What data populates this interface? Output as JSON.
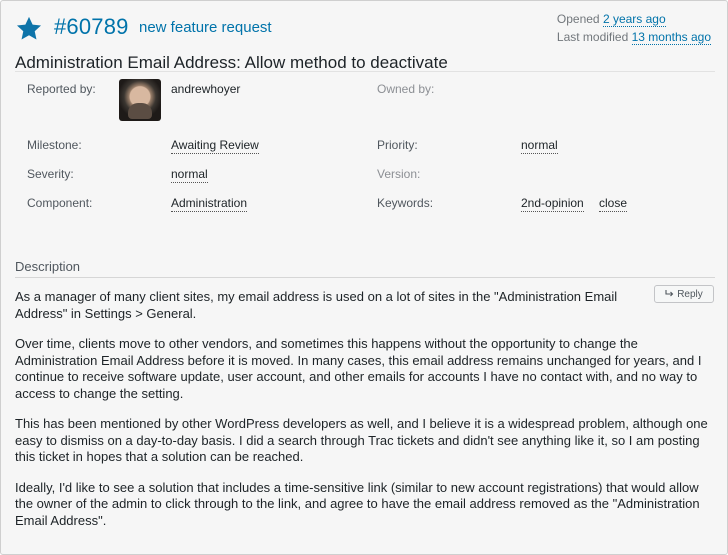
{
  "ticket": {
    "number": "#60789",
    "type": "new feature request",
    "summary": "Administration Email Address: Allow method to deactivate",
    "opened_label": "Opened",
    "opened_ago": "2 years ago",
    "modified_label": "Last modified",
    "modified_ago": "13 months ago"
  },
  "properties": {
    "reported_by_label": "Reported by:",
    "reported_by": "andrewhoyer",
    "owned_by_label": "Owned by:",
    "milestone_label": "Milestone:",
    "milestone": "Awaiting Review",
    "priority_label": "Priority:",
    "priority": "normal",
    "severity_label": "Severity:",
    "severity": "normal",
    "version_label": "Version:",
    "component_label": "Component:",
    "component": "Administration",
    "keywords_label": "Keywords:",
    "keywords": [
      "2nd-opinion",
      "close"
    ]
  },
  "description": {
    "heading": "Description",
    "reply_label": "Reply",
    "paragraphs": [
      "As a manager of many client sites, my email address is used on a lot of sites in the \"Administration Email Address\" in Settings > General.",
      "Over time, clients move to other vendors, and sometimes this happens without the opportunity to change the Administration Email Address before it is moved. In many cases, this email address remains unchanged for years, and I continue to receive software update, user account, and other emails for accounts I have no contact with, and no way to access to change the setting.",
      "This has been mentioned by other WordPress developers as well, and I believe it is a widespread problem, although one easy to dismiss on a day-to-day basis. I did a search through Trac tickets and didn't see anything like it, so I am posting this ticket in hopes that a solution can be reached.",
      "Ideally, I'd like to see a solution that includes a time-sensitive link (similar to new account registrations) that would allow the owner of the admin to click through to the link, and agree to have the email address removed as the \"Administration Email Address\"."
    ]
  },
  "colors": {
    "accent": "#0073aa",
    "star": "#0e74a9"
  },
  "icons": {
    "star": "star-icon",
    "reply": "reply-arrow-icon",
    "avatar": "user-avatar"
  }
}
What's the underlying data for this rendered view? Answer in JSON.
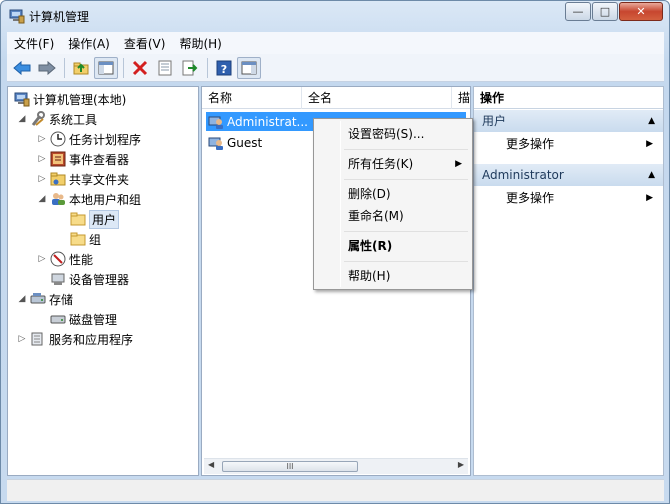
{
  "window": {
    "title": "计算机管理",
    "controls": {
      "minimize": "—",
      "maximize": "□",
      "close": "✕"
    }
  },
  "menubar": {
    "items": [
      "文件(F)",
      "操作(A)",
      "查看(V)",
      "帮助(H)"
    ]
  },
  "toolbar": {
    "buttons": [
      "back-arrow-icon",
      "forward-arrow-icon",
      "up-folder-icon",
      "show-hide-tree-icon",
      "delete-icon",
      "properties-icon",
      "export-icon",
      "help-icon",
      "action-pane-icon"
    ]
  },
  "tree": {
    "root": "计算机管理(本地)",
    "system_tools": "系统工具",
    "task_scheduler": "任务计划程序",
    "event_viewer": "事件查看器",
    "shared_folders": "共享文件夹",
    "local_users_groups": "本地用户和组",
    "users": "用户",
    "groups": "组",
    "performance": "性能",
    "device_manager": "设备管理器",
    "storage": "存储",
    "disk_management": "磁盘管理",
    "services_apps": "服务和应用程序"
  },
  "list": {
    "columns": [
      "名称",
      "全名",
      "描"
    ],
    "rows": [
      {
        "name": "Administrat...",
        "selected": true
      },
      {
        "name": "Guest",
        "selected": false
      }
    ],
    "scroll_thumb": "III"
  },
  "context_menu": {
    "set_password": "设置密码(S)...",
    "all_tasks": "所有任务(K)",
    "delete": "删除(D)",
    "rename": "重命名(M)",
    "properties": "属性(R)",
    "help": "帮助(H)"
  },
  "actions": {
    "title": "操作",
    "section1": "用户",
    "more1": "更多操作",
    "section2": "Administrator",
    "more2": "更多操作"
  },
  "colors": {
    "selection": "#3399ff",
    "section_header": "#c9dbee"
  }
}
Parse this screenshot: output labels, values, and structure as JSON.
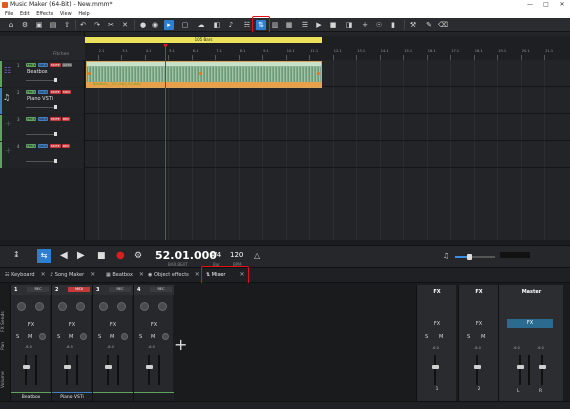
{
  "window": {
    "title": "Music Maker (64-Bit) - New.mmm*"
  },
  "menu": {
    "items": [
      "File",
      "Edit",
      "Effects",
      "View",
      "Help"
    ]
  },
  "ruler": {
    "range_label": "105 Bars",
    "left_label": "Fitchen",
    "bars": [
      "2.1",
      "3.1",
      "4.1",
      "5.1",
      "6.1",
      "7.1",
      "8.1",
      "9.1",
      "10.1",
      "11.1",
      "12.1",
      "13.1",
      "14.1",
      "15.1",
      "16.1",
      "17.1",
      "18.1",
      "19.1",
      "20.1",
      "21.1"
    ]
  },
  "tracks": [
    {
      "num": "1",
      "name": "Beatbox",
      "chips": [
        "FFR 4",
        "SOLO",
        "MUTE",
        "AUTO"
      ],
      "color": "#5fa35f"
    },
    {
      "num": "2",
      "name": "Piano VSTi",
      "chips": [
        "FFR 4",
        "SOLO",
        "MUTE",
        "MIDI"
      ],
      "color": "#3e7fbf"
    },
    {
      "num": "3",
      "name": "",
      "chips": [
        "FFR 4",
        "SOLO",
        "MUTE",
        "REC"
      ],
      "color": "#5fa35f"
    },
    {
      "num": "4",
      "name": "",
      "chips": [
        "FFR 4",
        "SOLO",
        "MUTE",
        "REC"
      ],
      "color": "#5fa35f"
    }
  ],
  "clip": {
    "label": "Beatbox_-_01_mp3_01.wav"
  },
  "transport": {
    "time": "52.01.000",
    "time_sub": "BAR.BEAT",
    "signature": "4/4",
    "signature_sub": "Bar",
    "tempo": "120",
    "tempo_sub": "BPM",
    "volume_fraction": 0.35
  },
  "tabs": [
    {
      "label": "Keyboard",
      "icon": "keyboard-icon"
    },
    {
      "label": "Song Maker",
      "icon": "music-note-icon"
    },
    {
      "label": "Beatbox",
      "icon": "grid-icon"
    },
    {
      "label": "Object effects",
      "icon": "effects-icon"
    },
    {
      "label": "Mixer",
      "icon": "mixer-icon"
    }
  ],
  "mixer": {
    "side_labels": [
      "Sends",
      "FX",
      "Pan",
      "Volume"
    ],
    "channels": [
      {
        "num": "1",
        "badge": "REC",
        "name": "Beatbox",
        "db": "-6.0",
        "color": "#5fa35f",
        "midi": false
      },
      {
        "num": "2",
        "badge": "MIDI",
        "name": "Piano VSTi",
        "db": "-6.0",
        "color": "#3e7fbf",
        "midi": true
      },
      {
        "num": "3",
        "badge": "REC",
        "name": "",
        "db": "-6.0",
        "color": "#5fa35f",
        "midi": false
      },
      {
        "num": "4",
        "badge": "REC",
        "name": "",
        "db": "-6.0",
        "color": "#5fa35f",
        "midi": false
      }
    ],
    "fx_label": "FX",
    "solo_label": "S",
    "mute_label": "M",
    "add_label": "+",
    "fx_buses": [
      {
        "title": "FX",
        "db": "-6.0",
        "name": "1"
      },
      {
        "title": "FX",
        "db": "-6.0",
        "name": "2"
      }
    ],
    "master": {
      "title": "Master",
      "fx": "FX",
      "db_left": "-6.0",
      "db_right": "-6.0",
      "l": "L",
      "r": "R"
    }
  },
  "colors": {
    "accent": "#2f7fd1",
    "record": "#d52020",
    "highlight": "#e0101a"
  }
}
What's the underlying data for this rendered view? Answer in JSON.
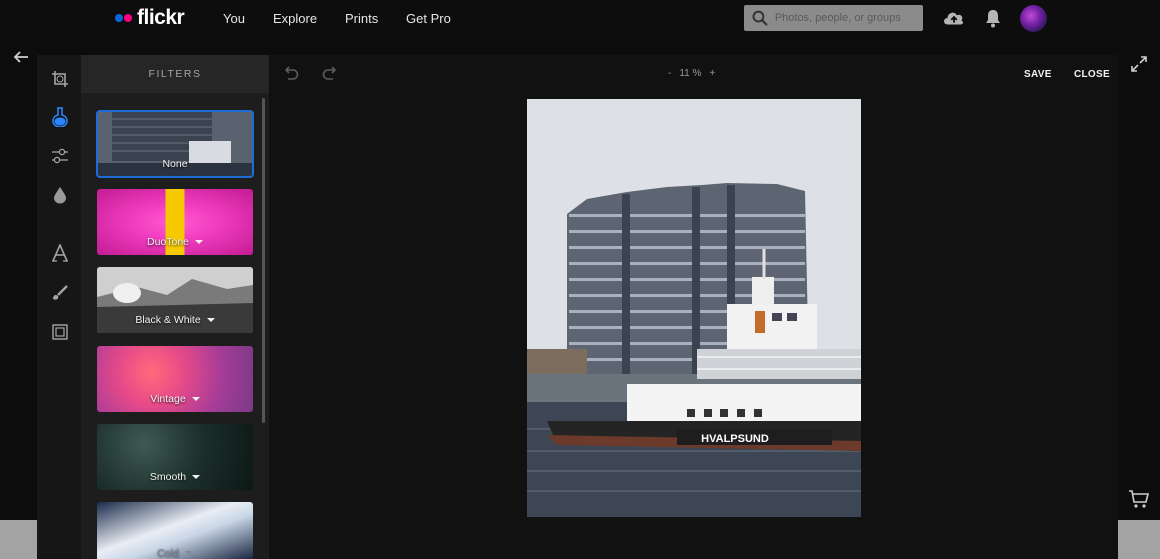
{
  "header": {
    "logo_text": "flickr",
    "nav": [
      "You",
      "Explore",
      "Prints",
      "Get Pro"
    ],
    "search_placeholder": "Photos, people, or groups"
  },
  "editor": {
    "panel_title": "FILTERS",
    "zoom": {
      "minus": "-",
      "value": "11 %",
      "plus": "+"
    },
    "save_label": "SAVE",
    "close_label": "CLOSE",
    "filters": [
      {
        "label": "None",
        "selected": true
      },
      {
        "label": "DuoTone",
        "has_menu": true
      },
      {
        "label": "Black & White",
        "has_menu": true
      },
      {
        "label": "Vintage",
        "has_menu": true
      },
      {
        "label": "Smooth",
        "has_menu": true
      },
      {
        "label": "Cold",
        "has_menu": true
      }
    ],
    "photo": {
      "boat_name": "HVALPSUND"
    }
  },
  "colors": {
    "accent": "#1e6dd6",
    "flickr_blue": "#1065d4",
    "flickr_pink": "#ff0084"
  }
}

> _Prompt_: State the count of lines above containing the string "accent", and add nothing to it.

> _Task solution_: 3